------ Provided data ------

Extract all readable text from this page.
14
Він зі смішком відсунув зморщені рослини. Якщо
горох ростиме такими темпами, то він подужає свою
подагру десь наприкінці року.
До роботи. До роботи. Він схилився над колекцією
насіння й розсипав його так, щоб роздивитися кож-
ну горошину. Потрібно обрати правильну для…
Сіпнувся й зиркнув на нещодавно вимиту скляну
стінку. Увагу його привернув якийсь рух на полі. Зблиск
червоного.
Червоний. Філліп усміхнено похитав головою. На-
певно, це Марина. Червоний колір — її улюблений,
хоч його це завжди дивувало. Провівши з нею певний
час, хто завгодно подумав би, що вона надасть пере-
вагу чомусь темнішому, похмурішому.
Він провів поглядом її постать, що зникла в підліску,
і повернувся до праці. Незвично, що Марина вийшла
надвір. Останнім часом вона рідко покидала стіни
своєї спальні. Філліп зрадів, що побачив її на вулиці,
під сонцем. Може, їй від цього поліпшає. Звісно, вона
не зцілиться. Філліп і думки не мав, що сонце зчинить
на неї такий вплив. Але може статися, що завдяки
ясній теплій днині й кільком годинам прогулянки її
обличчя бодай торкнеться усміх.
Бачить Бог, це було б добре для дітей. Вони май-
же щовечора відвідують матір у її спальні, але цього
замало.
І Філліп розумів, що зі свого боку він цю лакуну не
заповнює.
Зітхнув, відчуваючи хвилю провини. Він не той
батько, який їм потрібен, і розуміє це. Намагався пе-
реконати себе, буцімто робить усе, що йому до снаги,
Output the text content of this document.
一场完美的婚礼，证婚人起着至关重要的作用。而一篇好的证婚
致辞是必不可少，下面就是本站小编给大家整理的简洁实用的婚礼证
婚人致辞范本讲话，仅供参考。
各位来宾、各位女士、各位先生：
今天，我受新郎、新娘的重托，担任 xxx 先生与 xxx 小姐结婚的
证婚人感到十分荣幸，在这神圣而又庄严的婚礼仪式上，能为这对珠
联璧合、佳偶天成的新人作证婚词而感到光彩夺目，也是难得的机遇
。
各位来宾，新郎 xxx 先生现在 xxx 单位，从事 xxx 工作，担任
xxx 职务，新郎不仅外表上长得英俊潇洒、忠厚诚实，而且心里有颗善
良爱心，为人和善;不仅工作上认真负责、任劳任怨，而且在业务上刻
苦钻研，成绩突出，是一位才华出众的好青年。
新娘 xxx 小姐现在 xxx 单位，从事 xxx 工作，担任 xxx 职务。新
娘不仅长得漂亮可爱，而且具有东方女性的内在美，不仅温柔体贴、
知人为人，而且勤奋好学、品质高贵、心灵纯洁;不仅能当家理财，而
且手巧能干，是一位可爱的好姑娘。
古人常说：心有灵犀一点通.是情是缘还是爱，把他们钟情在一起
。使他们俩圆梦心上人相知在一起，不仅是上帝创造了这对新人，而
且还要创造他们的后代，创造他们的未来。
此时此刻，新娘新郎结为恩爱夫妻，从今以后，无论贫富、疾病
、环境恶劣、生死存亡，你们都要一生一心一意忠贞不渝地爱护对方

------

Working from the material above, retype it in its entirety without change.

▸ **The output**
Extract all readable text from this page.
14
Він зі смішком відсунув зморщені рослини. Якщо
горох ростиме такими темпами, то він подужає свою
подагру десь наприкінці року.
До роботи. До роботи. Він схилився над колекцією
насіння й розсипав його так, щоб роздивитися кож-
ну горошину. Потрібно обрати правильну для…
Сіпнувся й зиркнув на нещодавно вимиту скляну
стінку. Увагу його привернув якийсь рух на полі. Зблиск
червоного.
Червоний. Філліп усміхнено похитав головою. На-
певно, це Марина. Червоний колір — її улюблений,
хоч його це завжди дивувало. Провівши з нею певний
час, хто завгодно подумав би, що вона надасть пере-
вагу чомусь темнішому, похмурішому.
Він провів поглядом її постать, що зникла в підліску,
і повернувся до праці. Незвично, що Марина вийшла
надвір. Останнім часом вона рідко покидала стіни
своєї спальні. Філліп зрадів, що побачив її на вулиці,
під сонцем. Може, їй від цього поліпшає. Звісно, вона
не зцілиться. Філліп і думки не мав, що сонце зчинить
на неї такий вплив. Але може статися, що завдяки
ясній теплій днині й кільком годинам прогулянки її
обличчя бодай торкнеться усміх.
Бачить Бог, це було б добре для дітей. Вони май-
же щовечора відвідують матір у її спальні, але цього
замало.
І Філліп розумів, що зі свого боку він цю лакуну не
заповнює.
Зітхнув, відчуваючи хвилю провини. Він не той
батько, який їм потрібен, і розуміє це. Намагався пе-
реконати себе, буцімто робить усе, що йому до снаги,
Output the text content of this document.
一场完美的婚礼，证婚人起着至关重要的作用。而一篇好的证婚
致辞是必不可少，下面就是本站小编给大家整理的简洁实用的婚礼证
婚人致辞范本讲话，仅供参考。
各位来宾、各位女士、各位先生：
今天，我受新郎、新娘的重托，担任 xxx 先生与 xxx 小姐结婚的
证婚人感到十分荣幸，在这神圣而又庄严的婚礼仪式上，能为这对珠
联璧合、佳偶天成的新人作证婚词而感到光彩夺目，也是难得的机遇
。
各位来宾，新郎 xxx 先生现在 xxx 单位，从事 xxx 工作，担任
xxx 职务，新郎不仅外表上长得英俊潇洒、忠厚诚实，而且心里有颗善
良爱心，为人和善;不仅工作上认真负责、任劳任怨，而且在业务上刻
苦钻研，成绩突出，是一位才华出众的好青年。
新娘 xxx 小姐现在 xxx 单位，从事 xxx 工作，担任 xxx 职务。新
娘不仅长得漂亮可爱，而且具有东方女性的内在美，不仅温柔体贴、
知人为人，而且勤奋好学、品质高贵、心灵纯洁;不仅能当家理财，而
且手巧能干，是一位可爱的好姑娘。
古人常说：心有灵犀一点通.是情是缘还是爱，把他们钟情在一起
。使他们俩圆梦心上人相知在一起，不仅是上帝创造了这对新人，而
且还要创造他们的后代，创造他们的未来。
此时此刻，新娘新郎结为恩爱夫妻，从今以后，无论贫富、疾病
、环境恶劣、生死存亡，你们都要一生一心一意忠贞不渝地爱护对方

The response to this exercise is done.